**THE REQUEST**
Check every line of the entries below for the word "managers", and copy the ones that have it.

## begin DATASET EXCERPTS

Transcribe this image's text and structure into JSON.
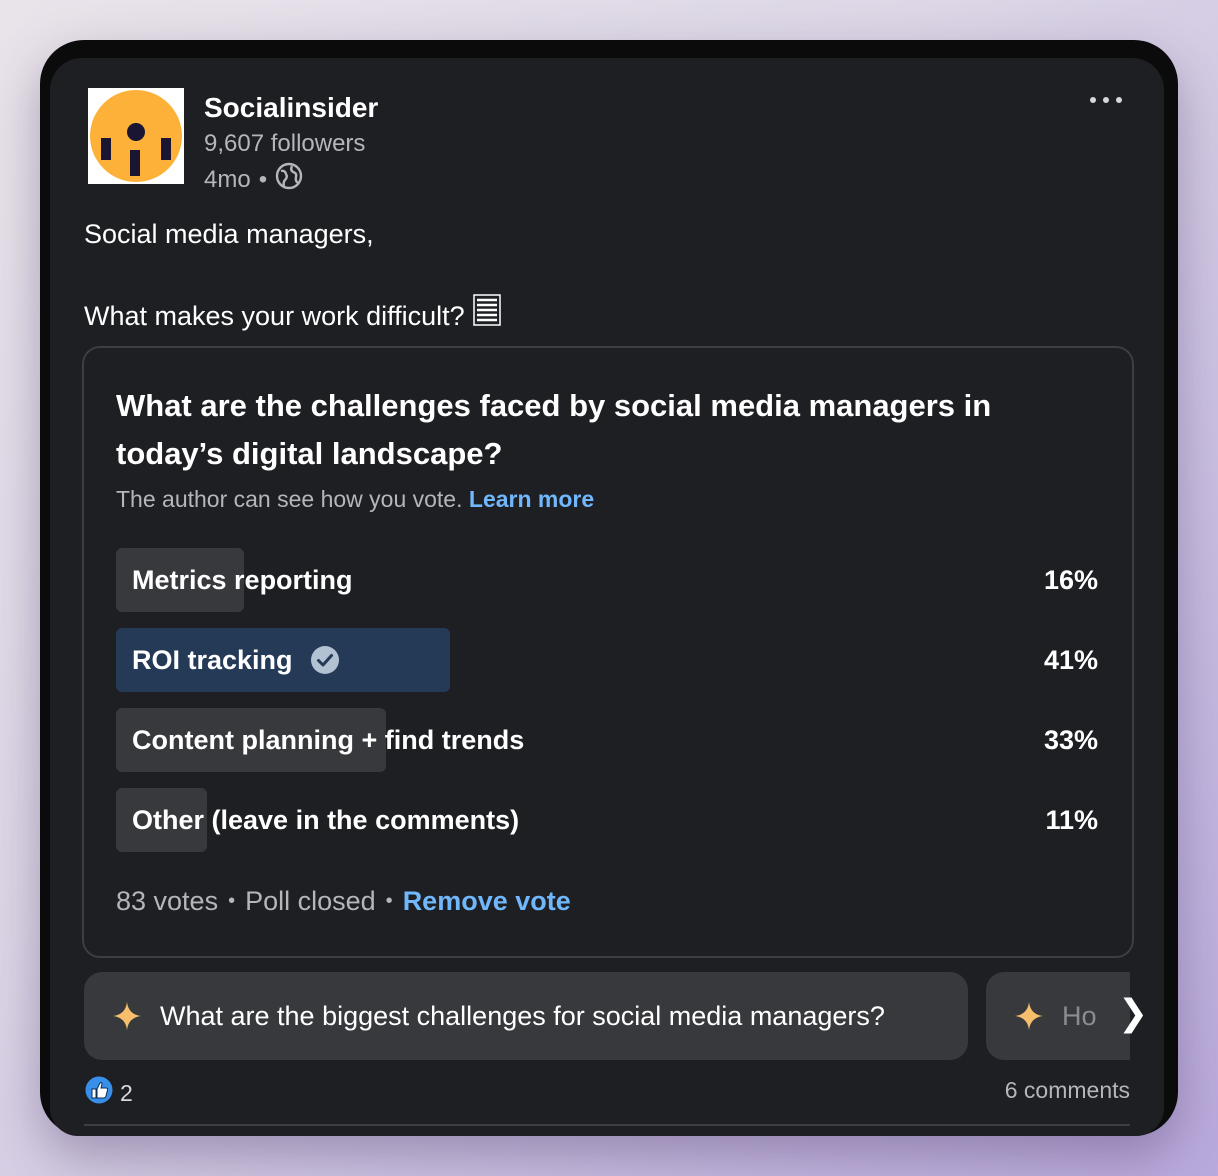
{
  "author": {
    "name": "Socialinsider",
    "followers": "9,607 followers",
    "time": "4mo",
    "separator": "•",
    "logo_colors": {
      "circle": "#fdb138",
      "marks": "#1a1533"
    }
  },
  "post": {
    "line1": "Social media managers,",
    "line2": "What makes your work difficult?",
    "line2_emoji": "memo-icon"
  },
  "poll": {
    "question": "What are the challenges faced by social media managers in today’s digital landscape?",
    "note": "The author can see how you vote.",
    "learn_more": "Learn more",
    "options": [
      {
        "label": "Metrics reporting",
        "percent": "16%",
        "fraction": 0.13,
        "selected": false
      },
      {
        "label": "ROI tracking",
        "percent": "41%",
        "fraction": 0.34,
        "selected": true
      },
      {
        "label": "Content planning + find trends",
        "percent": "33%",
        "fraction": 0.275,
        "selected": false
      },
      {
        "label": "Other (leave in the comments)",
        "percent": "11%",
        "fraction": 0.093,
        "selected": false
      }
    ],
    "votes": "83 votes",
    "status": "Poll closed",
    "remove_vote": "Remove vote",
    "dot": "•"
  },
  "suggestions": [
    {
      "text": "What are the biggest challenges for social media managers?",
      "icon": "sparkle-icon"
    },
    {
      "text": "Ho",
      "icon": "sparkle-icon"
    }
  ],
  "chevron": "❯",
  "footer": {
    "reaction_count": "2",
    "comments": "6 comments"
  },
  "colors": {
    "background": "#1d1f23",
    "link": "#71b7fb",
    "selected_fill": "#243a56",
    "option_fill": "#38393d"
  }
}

## end DATASET EXCERPTS

**ANSWER IN FULL**
    "line1": "Social media managers,",
    "question": "What are the challenges faced by social media managers in today’s digital landscape?",
      "text": "What are the biggest challenges for social media managers?",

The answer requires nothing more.